**Exercise:**
Give only the number of lines in the listing below where the string "with" occurs.

**Raw data:**
- - -

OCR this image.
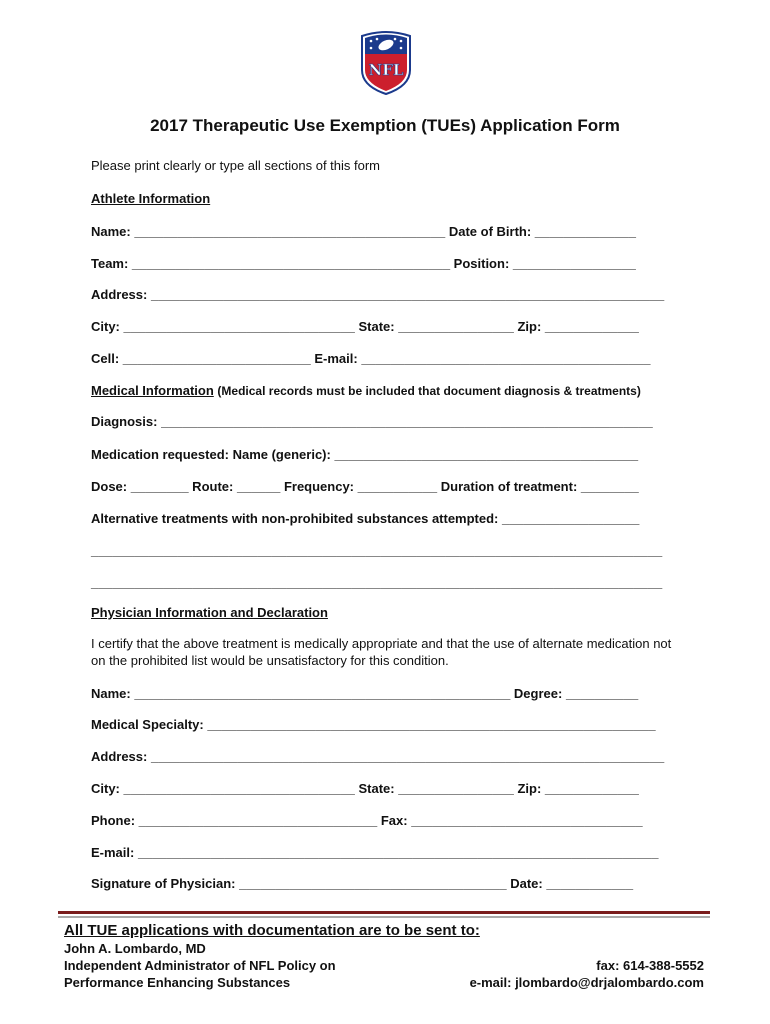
NFL
2017 Therapeutic Use Exemption (TUEs) Application Form
Please print clearly or type all sections of this form
Athlete Information
Name: ___________________________________________ Date of Birth: ______________
Team: ____________________________________________ Position: _________________
Address: _______________________________________________________________________
City: ________________________________ State: ________________ Zip: _____________
Cell: __________________________ E-mail: ________________________________________
Medical Information (Medical records must be included that document diagnosis & treatments)
Diagnosis: ____________________________________________________________________
Medication requested: Name (generic): __________________________________________
Dose: ________ Route: ______ Frequency: ___________ Duration of treatment: ________
Alternative treatments with non-prohibited substances attempted: ___________________
_______________________________________________________________________________
_______________________________________________________________________________
Physician Information and Declaration
I certify that the above treatment is medically appropriate and that the use of alternate medication not on the prohibited list would be unsatisfactory for this condition.
Name: ____________________________________________________ Degree: __________
Medical Specialty: ______________________________________________________________
Address: _______________________________________________________________________
City: ________________________________ State: ________________ Zip: _____________
Phone: _________________________________ Fax: ________________________________
E-mail: ________________________________________________________________________
Signature of Physician: _____________________________________ Date: ____________
All TUE applications with documentation are to be sent to:
John A. Lombardo, MD
Independent Administrator of NFL Policy on
Performance Enhancing Substances
fax: 614-388-5552
e-mail: jlombardo@drjalombardo.com
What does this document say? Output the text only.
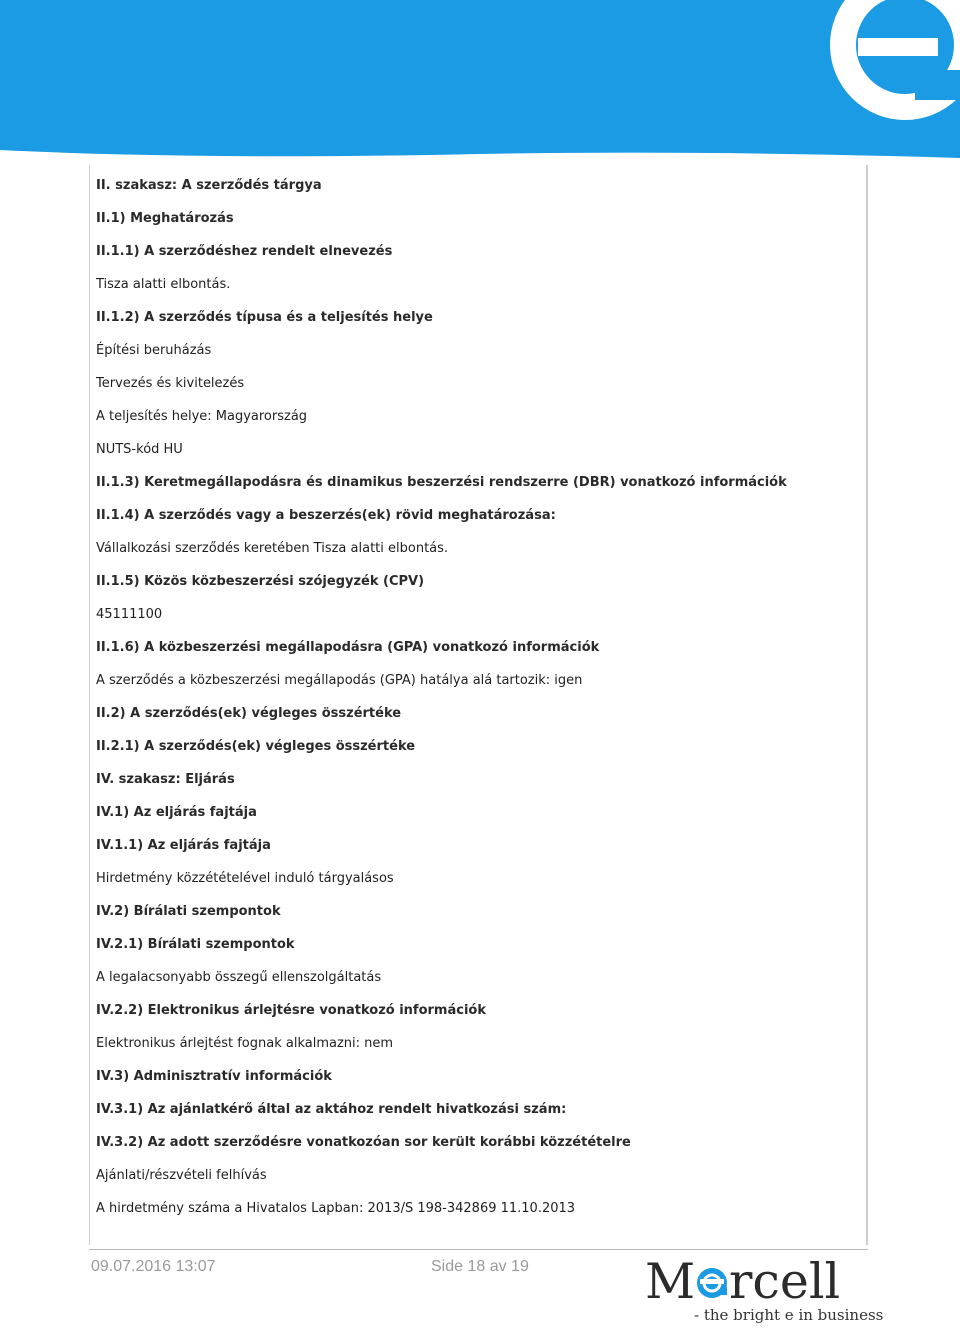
II. szakasz: A szerződés tárgya
II.1) Meghatározás
II.1.1) A szerződéshez rendelt elnevezés
Tisza alatti elbontás.
II.1.2) A szerződés típusa és a teljesítés helye
Építési beruházás
Tervezés és kivitelezés
A teljesítés helye: Magyarország
NUTS-kód HU
II.1.3) Keretmegállapodásra és dinamikus beszerzési rendszerre (DBR) vonatkozó információk
II.1.4) A szerződés vagy a beszerzés(ek) rövid meghatározása:
Vállalkozási szerződés keretében Tisza alatti elbontás.
II.1.5) Közös közbeszerzési szójegyzék (CPV)
45111100
II.1.6) A közbeszerzési megállapodásra (GPA) vonatkozó információk
A szerződés a közbeszerzési megállapodás (GPA) hatálya alá tartozik: igen
II.2) A szerződés(ek) végleges összértéke
II.2.1) A szerződés(ek) végleges összértéke
IV. szakasz: Eljárás
IV.1) Az eljárás fajtája
IV.1.1) Az eljárás fajtája
Hirdetmény közzétételével induló tárgyalásos
IV.2) Bírálati szempontok
IV.2.1) Bírálati szempontok
A legalacsonyabb összegű ellenszolgáltatás
IV.2.2) Elektronikus árlejtésre vonatkozó információk
Elektronikus árlejtést fognak alkalmazni: nem
IV.3) Adminisztratív információk
IV.3.1) Az ajánlatkérő által az aktához rendelt hivatkozási szám:
IV.3.2) Az adott szerződésre vonatkozóan sor került korábbi közzétételre
Ajánlati/részvételi felhívás
A hirdetmény száma a Hivatalos Lapban: 2013/S 198-342869 11.10.2013
09.07.2016 13:07	Side 18 av 19 M rcell
- the bright e in business
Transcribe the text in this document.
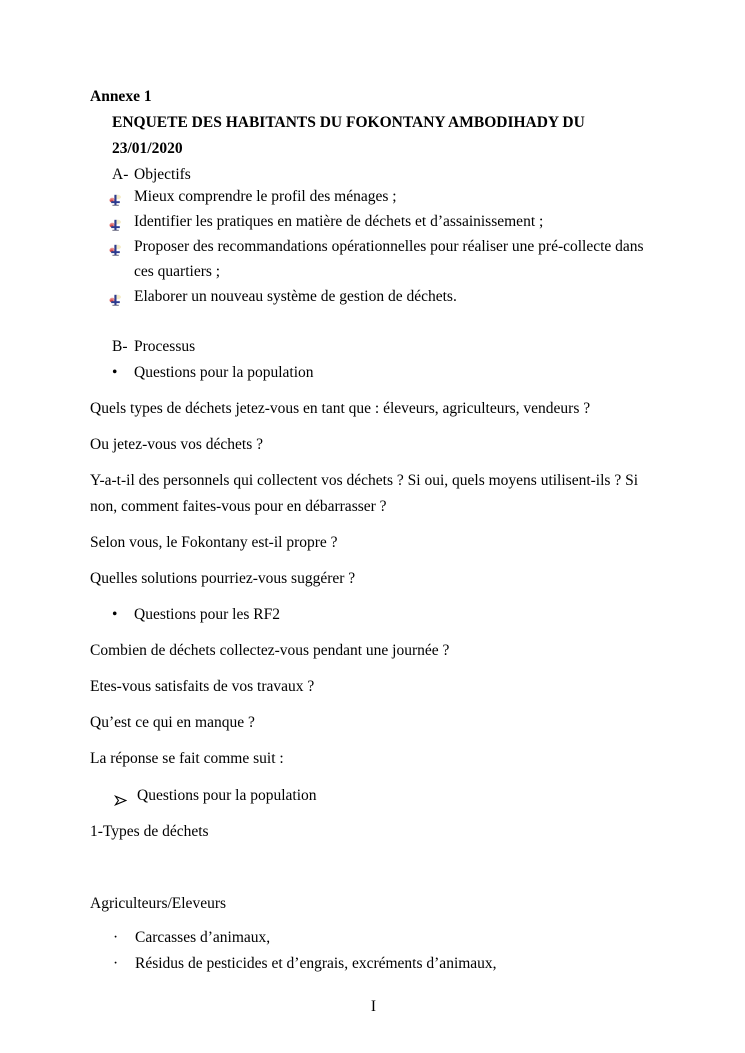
Annexe 1

ENQUETE DES HABITANTS DU FOKONTANY AMBODIHADY DU 23/01/2020

A- Objectifs
Mieux comprendre le profil des ménages ;
Identifier les pratiques en matière de déchets et d’assainissement ;
Proposer des recommandations opérationnelles pour réaliser une pré-collecte dans ces quartiers ;
Elaborer un nouveau système de gestion de déchets.
B- Processus
• Questions pour la population

Quels types de déchets jetez-vous en tant que : éleveurs, agriculteurs, vendeurs ?

Ou jetez-vous vos déchets ?

Y-a-t-il des personnels qui collectent vos déchets ? Si oui, quels moyens utilisent-ils ? Si non, comment faites-vous pour en débarrasser ?

Selon vous, le Fokontany est-il propre ?

Quelles solutions pourriez-vous suggérer ?

• Questions pour les RF2

Combien de déchets collectez-vous pendant une journée ?

Etes-vous satisfaits de vos travaux ?

Qu’est ce qui en manque ?

La réponse se fait comme suit :

Questions pour la population

1-Types de déchets

Agriculteurs/Eleveurs

· Carcasses d’animaux,
· Résidus de pesticides et d’engrais, excréments d’animaux,

I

- - -

**Exercise output:**
2